--- begin ---

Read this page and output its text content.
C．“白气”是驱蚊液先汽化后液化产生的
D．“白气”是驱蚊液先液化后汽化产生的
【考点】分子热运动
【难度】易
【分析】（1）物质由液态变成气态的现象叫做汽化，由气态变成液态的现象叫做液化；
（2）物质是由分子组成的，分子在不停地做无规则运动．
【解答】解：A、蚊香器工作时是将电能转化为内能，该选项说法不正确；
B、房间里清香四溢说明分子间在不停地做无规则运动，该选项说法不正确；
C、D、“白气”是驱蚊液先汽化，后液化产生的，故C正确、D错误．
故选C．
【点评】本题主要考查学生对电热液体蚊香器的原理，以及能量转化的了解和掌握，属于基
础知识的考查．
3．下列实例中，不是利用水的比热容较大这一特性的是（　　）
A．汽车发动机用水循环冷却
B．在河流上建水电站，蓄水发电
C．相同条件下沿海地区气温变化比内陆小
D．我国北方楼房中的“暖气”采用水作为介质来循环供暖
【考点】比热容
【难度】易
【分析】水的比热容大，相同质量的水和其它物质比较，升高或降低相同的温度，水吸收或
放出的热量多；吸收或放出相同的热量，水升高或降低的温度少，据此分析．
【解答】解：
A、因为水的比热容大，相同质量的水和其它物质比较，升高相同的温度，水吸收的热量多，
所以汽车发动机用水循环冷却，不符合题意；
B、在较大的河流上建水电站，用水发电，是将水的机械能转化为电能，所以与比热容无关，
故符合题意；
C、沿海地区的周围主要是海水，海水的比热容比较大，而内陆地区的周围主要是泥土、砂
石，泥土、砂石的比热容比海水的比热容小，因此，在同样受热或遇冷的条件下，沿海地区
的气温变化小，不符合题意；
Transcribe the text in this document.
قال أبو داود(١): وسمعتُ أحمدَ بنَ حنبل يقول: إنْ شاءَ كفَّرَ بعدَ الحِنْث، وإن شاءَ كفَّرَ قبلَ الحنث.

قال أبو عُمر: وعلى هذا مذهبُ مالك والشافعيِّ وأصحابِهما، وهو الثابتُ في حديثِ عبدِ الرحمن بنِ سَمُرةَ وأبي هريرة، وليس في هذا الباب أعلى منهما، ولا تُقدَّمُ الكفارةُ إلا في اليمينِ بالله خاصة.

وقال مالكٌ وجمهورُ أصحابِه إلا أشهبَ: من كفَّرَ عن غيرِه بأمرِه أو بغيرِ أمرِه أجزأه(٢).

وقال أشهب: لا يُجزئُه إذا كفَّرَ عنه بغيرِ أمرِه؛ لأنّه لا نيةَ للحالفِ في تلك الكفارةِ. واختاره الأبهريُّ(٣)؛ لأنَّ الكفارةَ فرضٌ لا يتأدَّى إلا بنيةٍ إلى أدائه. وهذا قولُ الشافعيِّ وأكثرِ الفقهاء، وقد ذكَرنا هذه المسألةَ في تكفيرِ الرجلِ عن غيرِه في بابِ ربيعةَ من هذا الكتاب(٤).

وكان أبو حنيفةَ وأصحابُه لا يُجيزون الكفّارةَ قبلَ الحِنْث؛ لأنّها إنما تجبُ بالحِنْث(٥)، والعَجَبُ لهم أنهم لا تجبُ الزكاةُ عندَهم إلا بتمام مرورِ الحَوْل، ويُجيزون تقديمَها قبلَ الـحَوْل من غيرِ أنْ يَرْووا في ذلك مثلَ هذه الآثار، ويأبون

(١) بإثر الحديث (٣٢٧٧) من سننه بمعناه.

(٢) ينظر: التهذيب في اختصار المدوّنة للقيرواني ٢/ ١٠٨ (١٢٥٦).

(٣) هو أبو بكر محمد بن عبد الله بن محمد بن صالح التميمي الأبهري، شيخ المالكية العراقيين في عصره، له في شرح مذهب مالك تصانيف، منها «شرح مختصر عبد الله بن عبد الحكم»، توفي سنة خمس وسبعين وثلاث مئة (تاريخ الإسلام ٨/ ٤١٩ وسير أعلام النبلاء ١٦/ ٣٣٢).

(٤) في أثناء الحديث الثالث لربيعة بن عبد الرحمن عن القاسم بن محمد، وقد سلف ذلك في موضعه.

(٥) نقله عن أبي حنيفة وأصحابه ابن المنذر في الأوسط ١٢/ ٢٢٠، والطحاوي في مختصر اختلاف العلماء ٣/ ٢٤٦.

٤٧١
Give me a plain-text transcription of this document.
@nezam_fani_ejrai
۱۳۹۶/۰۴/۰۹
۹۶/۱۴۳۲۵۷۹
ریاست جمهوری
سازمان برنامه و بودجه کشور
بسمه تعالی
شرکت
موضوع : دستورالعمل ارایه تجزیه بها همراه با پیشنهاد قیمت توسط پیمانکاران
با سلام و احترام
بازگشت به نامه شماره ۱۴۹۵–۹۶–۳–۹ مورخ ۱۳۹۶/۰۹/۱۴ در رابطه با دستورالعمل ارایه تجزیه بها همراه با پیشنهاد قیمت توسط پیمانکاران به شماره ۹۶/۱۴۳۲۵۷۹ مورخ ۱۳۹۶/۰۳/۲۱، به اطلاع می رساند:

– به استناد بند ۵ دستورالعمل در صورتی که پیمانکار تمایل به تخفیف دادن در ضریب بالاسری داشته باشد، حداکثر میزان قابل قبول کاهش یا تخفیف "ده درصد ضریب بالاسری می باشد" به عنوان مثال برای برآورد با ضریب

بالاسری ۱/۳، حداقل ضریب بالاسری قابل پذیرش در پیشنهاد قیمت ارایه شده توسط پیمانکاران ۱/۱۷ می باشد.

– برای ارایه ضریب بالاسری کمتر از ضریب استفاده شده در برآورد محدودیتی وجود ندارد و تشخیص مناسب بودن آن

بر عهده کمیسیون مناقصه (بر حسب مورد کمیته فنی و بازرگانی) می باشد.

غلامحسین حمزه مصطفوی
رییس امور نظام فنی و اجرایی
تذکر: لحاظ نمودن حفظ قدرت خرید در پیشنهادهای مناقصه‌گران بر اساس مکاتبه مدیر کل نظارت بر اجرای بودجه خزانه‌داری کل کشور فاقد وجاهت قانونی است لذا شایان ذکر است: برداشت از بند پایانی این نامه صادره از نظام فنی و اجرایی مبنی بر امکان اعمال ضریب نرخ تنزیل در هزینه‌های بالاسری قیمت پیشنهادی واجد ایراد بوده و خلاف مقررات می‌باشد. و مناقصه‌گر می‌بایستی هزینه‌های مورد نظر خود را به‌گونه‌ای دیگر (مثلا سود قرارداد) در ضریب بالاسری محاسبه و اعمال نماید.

--- end ---

**Set problem:**
Find each line holding "برای". Copy it out.

**Full response:**
– به استناد بند ۵ دستورالعمل در صورتی که پیمانکار تمایل به تخفیف دادن در ضریب بالاسری داشته باشد، حداکثر میزان قابل قبول کاهش یا تخفیف "ده درصد ضریب بالاسری می باشد" به عنوان مثال برای برآورد با ضریب
– برای ارایه ضریب بالاسری کمتر از ضریب استفاده شده در برآورد محدودیتی وجود ندارد و تشخیص مناسب بودن آن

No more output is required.